WHAT IS BEING ASKED: Print all of the data exactly as written.

INFORMATION GIVEN:
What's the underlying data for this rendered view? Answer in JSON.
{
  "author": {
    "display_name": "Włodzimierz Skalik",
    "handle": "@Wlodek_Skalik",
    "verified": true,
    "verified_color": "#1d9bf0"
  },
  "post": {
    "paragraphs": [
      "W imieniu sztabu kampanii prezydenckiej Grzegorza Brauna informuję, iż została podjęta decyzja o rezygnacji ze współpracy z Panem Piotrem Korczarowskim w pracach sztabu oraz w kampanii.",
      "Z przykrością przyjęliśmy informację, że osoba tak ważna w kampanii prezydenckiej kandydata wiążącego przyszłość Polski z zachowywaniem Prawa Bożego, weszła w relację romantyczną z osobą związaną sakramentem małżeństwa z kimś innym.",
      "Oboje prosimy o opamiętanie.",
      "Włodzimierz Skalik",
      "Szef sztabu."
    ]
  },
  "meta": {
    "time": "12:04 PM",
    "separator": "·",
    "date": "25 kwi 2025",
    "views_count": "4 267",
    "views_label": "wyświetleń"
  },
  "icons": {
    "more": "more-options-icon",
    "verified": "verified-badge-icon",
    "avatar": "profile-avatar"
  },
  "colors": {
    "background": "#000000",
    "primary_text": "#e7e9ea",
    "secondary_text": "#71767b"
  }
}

THE COMPLETED TASK:
What's the underlying data for this rendered view? Answer in JSON.
{
  "author": {
    "display_name": "Włodzimierz Skalik",
    "handle": "@Wlodek_Skalik",
    "verified": true,
    "verified_color": "#1d9bf0"
  },
  "post": {
    "paragraphs": [
      "W imieniu sztabu kampanii prezydenckiej Grzegorza Brauna informuję, iż została podjęta decyzja o rezygnacji ze współpracy z Panem Piotrem Korczarowskim w pracach sztabu oraz w kampanii.",
      "Z przykrością przyjęliśmy informację, że osoba tak ważna w kampanii prezydenckiej kandydata wiążącego przyszłość Polski z zachowywaniem Prawa Bożego, weszła w relację romantyczną z osobą związaną sakramentem małżeństwa z kimś innym.",
      "Oboje prosimy o opamiętanie.",
      "Włodzimierz Skalik",
      "Szef sztabu."
    ]
  },
  "meta": {
    "time": "12:04 PM",
    "separator": "·",
    "date": "25 kwi 2025",
    "views_count": "4 267",
    "views_label": "wyświetleń"
  },
  "icons": {
    "more": "more-options-icon",
    "verified": "verified-badge-icon",
    "avatar": "profile-avatar"
  },
  "colors": {
    "background": "#000000",
    "primary_text": "#e7e9ea",
    "secondary_text": "#71767b"
  }
}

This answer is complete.